**Exercise brief**
All of the material below is to be restated word for word, apart from the pictures.

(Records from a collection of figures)
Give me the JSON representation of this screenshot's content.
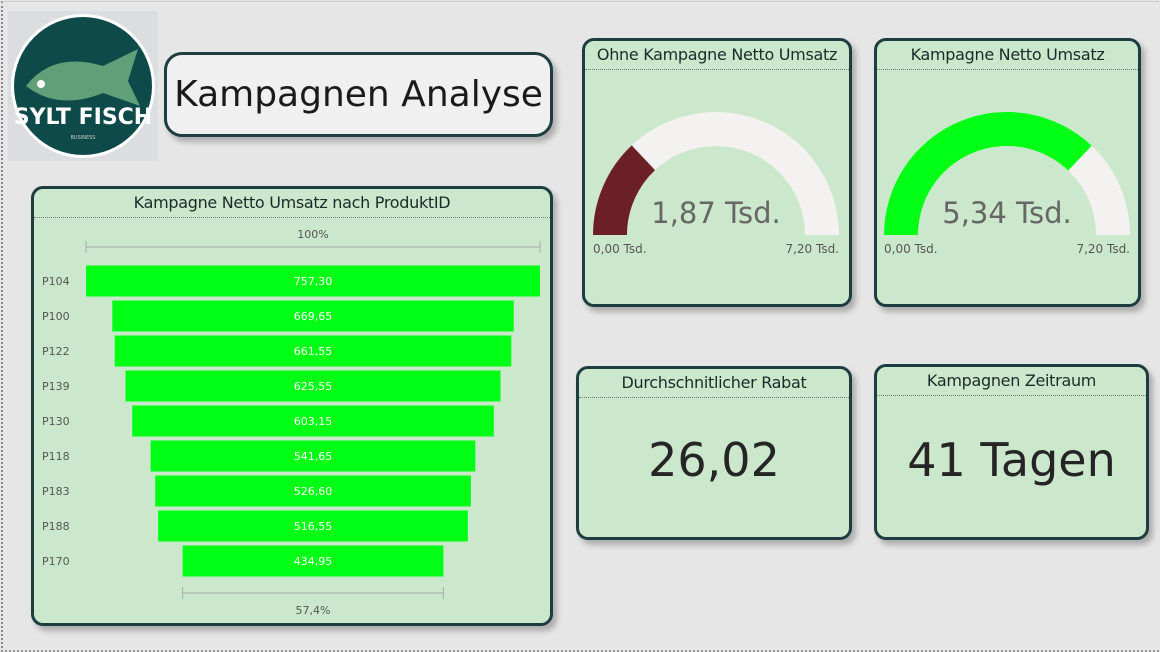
{
  "logo": {
    "text": "SYLT FISCH",
    "subtext": "BUSINESS"
  },
  "header": {
    "title": "Kampagnen Analyse"
  },
  "funnel": {
    "title": "Kampagne Netto Umsatz nach ProduktID",
    "top_pct": "100%",
    "bottom_pct": "57,4%"
  },
  "gauges": [
    {
      "title": "Ohne Kampagne Netto Umsatz",
      "value": 1.87,
      "max": 7.2,
      "value_label": "1,87 Tsd.",
      "min_label": "0,00 Tsd.",
      "max_label": "7,20 Tsd.",
      "color": "#6b2026"
    },
    {
      "title": "Kampagne Netto Umsatz",
      "value": 5.34,
      "max": 7.2,
      "value_label": "5,34 Tsd.",
      "min_label": "0,00 Tsd.",
      "max_label": "7,20 Tsd.",
      "color": "#00ff14"
    }
  ],
  "cards": [
    {
      "title": "Durchschnitlicher Rabat",
      "value": "26,02"
    },
    {
      "title": "Kampagnen Zeitraum",
      "value": "41 Tagen"
    }
  ],
  "colors": {
    "bar": "#00ff14",
    "card_bg": "#cce8cc",
    "border": "#1d3d40",
    "gauge_track": "#f3f2f1"
  },
  "chart_data": {
    "type": "funnel",
    "title": "Kampagne Netto Umsatz nach ProduktID",
    "categories": [
      "P104",
      "P100",
      "P122",
      "P139",
      "P130",
      "P118",
      "P183",
      "P188",
      "P170"
    ],
    "values": [
      757.3,
      669.65,
      661.55,
      625.55,
      603.15,
      541.65,
      526.6,
      516.55,
      434.95
    ],
    "labels": [
      "757,30",
      "669,65",
      "661,55",
      "625,55",
      "603,15",
      "541,65",
      "526,60",
      "516,55",
      "434,95"
    ]
  }
}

**Written answer**
Give me the JSON representation of this screenshot's content.
{
  "logo": {
    "text": "SYLT FISCH",
    "subtext": "BUSINESS"
  },
  "header": {
    "title": "Kampagnen Analyse"
  },
  "funnel": {
    "title": "Kampagne Netto Umsatz nach ProduktID",
    "top_pct": "100%",
    "bottom_pct": "57,4%"
  },
  "gauges": [
    {
      "title": "Ohne Kampagne Netto Umsatz",
      "value": 1.87,
      "max": 7.2,
      "value_label": "1,87 Tsd.",
      "min_label": "0,00 Tsd.",
      "max_label": "7,20 Tsd.",
      "color": "#6b2026"
    },
    {
      "title": "Kampagne Netto Umsatz",
      "value": 5.34,
      "max": 7.2,
      "value_label": "5,34 Tsd.",
      "min_label": "0,00 Tsd.",
      "max_label": "7,20 Tsd.",
      "color": "#00ff14"
    }
  ],
  "cards": [
    {
      "title": "Durchschnitlicher Rabat",
      "value": "26,02"
    },
    {
      "title": "Kampagnen Zeitraum",
      "value": "41 Tagen"
    }
  ],
  "colors": {
    "bar": "#00ff14",
    "card_bg": "#cce8cc",
    "border": "#1d3d40",
    "gauge_track": "#f3f2f1"
  },
  "chart_data": {
    "type": "funnel",
    "title": "Kampagne Netto Umsatz nach ProduktID",
    "categories": [
      "P104",
      "P100",
      "P122",
      "P139",
      "P130",
      "P118",
      "P183",
      "P188",
      "P170"
    ],
    "values": [
      757.3,
      669.65,
      661.55,
      625.55,
      603.15,
      541.65,
      526.6,
      516.55,
      434.95
    ],
    "labels": [
      "757,30",
      "669,65",
      "661,55",
      "625,55",
      "603,15",
      "541,65",
      "526,60",
      "516,55",
      "434,95"
    ]
  }
}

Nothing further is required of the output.